Excerpt from a dataset
□ □ □ □ □

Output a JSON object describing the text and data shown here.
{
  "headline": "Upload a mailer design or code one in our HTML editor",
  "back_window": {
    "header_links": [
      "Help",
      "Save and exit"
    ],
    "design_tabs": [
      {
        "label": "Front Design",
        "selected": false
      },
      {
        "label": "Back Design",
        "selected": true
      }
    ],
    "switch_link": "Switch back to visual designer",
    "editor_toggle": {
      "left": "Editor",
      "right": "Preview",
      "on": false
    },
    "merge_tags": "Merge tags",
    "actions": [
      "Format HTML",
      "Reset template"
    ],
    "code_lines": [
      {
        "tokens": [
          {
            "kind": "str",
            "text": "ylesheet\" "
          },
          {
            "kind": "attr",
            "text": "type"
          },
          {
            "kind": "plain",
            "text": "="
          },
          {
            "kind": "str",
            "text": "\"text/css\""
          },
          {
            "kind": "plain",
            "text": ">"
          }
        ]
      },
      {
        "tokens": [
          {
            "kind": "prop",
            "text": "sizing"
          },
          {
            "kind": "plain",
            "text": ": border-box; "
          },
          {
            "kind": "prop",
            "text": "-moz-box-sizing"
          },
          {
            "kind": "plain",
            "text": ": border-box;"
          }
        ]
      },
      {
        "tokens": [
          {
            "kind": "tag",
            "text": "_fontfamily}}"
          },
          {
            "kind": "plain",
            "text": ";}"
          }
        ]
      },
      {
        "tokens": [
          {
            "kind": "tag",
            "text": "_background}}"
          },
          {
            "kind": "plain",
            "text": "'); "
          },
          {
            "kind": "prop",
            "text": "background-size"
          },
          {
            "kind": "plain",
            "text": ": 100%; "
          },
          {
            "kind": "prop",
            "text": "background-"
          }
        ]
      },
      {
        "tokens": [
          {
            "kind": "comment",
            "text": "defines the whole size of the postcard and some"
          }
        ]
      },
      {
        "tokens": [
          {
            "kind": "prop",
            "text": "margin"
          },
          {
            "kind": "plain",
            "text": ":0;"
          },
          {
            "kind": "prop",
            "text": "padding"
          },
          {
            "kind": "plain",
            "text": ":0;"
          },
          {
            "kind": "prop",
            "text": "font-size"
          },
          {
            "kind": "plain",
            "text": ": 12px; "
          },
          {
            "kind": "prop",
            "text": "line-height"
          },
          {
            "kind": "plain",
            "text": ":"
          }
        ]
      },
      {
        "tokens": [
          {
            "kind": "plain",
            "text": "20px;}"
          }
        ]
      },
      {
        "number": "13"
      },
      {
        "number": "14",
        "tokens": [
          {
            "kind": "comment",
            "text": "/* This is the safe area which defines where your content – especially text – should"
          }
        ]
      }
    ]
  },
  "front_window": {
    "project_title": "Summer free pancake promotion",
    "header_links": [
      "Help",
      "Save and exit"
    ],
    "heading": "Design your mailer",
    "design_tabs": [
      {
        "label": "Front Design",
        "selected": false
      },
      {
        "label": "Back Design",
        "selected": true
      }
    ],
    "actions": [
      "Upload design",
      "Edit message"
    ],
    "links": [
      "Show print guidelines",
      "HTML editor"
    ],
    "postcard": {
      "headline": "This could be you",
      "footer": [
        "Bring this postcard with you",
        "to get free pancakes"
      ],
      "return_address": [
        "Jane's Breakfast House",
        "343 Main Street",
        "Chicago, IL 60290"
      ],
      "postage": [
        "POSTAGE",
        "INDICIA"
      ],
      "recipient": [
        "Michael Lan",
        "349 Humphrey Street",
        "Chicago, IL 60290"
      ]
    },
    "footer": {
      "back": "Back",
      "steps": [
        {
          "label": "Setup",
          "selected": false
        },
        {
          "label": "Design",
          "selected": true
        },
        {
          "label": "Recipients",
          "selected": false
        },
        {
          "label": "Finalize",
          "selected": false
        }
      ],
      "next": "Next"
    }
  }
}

□ □ □ □ □

YOUR TASK:
Check all the records above and select each line where the string "size" is found.

CORRECT RESPONSE:
            "text": "background-size"
            "text": "defines the whole size of the postcard and some"
            "text": "font-size"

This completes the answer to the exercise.